• _SET PROBLEM_
Gather every line from the entries below that holds the word "Tracer". Case counts.

• _Stored data_

[start]

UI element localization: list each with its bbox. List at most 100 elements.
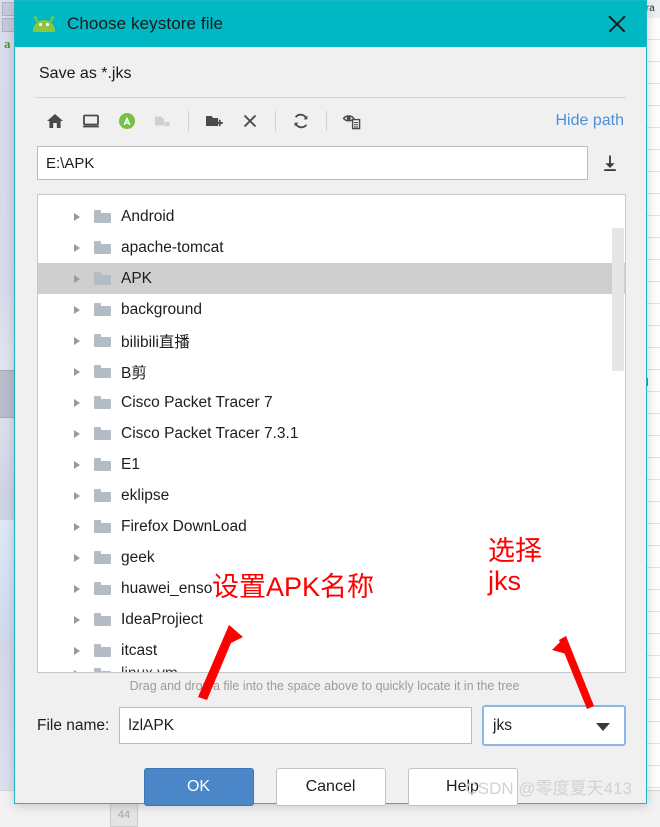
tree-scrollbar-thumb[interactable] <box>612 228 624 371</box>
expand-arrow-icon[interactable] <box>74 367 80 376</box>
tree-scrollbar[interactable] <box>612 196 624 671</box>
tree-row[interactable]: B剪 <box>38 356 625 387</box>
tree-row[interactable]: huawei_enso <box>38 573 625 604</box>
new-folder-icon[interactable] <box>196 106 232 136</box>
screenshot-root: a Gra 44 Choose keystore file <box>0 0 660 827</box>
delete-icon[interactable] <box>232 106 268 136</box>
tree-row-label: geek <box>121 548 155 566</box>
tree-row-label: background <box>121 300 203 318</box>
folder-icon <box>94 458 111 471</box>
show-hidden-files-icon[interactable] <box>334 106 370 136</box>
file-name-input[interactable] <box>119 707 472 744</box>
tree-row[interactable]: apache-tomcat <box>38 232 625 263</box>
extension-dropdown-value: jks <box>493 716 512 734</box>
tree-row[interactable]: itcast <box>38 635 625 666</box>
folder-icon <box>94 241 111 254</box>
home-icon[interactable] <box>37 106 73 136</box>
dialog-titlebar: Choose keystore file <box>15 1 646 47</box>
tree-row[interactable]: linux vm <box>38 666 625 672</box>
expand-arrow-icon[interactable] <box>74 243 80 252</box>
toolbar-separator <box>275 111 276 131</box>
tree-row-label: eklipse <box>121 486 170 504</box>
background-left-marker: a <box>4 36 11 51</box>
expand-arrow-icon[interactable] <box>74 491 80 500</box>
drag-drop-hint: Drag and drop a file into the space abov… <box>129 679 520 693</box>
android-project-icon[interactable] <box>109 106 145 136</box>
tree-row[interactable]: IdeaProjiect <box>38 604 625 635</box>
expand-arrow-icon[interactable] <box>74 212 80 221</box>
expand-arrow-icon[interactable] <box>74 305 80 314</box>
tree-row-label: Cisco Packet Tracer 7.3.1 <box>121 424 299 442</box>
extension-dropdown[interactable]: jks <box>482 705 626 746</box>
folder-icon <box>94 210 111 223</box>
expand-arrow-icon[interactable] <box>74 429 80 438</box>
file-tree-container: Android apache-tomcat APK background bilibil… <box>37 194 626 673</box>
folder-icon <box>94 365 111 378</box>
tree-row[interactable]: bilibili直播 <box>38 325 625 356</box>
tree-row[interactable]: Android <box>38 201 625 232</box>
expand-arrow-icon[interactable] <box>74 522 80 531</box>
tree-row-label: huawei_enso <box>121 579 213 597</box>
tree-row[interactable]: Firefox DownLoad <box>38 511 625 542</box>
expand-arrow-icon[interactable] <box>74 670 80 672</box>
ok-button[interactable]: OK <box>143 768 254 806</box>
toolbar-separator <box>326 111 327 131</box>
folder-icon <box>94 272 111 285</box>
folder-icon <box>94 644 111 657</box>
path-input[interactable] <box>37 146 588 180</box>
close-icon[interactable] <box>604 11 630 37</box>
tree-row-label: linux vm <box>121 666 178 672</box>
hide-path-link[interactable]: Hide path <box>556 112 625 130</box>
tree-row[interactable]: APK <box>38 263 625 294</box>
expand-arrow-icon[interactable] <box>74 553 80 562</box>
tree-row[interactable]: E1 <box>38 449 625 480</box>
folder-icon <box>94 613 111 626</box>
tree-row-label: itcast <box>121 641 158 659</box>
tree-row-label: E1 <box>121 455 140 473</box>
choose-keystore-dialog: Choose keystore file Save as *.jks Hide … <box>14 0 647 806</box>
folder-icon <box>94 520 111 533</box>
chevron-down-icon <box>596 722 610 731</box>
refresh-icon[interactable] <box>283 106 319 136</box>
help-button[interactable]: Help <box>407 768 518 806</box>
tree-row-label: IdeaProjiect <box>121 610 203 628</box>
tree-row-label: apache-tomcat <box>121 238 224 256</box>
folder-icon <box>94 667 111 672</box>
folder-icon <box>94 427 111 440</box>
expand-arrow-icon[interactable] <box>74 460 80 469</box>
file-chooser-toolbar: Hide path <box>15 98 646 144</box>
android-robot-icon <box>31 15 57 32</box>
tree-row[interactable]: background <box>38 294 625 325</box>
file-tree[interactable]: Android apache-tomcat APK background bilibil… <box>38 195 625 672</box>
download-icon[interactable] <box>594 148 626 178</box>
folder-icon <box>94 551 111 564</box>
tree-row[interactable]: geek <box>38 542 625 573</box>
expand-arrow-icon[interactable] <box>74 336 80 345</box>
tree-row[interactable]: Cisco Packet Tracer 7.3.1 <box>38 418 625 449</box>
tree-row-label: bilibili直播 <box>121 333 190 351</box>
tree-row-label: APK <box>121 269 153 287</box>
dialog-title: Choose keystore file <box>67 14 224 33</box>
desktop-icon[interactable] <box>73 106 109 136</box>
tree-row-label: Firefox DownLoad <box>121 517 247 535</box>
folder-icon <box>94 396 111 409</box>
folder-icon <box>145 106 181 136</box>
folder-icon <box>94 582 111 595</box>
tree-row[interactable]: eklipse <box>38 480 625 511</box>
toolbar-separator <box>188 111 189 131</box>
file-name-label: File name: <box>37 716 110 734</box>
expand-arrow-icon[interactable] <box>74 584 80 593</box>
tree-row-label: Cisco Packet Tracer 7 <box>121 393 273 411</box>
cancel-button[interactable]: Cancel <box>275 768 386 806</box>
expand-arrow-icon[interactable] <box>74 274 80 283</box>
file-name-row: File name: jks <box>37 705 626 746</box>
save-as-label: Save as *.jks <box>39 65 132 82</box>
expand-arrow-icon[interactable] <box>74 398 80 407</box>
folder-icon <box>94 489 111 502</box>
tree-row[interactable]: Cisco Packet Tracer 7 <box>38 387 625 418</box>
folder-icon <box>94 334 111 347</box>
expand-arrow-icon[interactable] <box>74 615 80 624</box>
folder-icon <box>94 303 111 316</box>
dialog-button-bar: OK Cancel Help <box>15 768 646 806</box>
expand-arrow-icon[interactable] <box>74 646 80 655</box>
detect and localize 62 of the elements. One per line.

[end]
[start]

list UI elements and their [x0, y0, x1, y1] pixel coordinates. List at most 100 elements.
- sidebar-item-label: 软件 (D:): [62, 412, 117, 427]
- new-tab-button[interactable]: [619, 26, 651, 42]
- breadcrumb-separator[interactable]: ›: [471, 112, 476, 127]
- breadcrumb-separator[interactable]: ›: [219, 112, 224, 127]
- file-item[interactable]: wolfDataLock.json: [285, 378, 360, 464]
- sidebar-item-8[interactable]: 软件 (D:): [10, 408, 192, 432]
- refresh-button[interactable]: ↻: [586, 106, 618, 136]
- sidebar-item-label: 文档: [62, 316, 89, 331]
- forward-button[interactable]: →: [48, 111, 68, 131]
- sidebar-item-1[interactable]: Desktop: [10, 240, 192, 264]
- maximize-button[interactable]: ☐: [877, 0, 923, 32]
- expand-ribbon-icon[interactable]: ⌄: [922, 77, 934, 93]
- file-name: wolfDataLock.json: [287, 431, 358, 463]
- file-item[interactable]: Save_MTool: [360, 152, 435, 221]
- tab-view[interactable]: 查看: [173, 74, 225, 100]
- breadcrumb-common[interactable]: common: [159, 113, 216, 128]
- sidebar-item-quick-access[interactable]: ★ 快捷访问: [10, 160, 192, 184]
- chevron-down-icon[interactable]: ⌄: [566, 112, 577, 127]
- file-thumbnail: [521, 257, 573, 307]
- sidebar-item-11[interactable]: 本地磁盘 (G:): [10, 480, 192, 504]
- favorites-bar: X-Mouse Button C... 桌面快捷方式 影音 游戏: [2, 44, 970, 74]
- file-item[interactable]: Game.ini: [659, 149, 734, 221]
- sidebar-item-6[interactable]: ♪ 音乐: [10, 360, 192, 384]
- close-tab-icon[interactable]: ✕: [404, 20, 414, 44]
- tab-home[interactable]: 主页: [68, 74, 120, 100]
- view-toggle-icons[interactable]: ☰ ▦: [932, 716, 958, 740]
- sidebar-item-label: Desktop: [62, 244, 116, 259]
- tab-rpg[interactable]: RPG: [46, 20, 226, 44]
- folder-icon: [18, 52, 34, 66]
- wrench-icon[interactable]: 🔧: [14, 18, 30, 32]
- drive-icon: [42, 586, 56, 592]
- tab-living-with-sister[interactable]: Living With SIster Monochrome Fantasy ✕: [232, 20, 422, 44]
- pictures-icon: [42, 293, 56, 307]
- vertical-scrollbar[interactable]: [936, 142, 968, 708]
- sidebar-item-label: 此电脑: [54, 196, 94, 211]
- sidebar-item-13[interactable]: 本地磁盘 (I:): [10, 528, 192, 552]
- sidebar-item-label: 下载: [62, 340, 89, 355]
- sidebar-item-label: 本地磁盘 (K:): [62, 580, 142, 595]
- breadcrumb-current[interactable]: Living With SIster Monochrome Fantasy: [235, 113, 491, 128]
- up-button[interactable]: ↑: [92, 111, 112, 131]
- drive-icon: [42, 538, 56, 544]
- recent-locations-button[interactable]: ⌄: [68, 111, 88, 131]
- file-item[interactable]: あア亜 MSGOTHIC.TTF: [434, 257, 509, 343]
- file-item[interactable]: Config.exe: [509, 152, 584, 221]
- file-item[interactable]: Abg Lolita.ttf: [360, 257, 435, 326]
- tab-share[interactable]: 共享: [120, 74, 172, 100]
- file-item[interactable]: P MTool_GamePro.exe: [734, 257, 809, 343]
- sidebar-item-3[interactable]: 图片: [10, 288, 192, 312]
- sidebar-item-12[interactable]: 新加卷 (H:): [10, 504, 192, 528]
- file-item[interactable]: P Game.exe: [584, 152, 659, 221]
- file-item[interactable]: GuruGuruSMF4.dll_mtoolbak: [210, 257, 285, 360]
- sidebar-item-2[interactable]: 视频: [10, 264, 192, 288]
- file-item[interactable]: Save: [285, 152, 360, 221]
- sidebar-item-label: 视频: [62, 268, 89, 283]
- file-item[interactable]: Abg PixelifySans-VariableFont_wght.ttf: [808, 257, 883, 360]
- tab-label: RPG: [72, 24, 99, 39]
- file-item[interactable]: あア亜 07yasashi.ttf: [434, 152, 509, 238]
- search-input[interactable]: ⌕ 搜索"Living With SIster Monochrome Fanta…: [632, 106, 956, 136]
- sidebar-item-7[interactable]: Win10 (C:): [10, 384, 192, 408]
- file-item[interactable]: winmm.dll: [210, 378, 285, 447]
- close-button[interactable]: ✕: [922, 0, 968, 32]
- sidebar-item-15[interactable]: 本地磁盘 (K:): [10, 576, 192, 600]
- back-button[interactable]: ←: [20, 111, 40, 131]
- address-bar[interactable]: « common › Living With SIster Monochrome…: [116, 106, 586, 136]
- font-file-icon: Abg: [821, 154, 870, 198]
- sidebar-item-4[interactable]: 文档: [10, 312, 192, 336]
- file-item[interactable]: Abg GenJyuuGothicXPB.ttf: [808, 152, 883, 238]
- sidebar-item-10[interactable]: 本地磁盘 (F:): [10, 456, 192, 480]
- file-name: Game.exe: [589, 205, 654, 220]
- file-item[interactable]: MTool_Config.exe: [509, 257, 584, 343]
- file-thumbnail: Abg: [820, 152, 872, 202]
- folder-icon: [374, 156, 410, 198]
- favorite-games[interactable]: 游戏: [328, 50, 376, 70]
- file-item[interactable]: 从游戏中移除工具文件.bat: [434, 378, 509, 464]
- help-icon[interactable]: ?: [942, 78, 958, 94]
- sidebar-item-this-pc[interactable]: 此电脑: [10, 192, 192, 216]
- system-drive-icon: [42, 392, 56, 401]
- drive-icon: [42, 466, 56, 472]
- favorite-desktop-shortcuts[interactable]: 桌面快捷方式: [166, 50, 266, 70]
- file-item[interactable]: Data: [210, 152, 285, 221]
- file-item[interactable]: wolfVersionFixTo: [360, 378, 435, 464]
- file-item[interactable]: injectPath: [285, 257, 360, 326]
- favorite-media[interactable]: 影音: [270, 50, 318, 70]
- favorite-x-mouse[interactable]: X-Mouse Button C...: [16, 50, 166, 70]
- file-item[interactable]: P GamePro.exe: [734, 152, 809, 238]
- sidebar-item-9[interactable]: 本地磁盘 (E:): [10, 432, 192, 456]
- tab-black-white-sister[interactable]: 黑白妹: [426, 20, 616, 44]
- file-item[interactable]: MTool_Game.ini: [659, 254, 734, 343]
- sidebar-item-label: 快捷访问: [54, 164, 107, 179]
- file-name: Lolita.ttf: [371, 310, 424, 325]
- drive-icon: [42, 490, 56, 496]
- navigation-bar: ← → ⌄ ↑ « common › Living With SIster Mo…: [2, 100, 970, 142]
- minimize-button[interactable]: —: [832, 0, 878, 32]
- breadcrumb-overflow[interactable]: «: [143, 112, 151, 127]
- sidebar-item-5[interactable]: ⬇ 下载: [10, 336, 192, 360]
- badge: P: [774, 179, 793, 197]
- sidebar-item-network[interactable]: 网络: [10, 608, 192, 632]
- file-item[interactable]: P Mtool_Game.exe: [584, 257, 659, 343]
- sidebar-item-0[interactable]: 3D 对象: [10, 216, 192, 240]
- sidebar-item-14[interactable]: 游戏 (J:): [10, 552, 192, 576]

[end]

• _EXERCISE RESPONSE_
tree-row-label: Cisco Packet Tracer 7.3.1 <box>121 424 299 442</box>
tree-row[interactable]: Cisco Packet Tracer 7.3.1 <box>38 418 625 449</box>
tree-row-label: Cisco Packet Tracer 7 <box>121 393 273 411</box>
tree-row[interactable]: Cisco Packet Tracer 7 <box>38 387 625 418</box>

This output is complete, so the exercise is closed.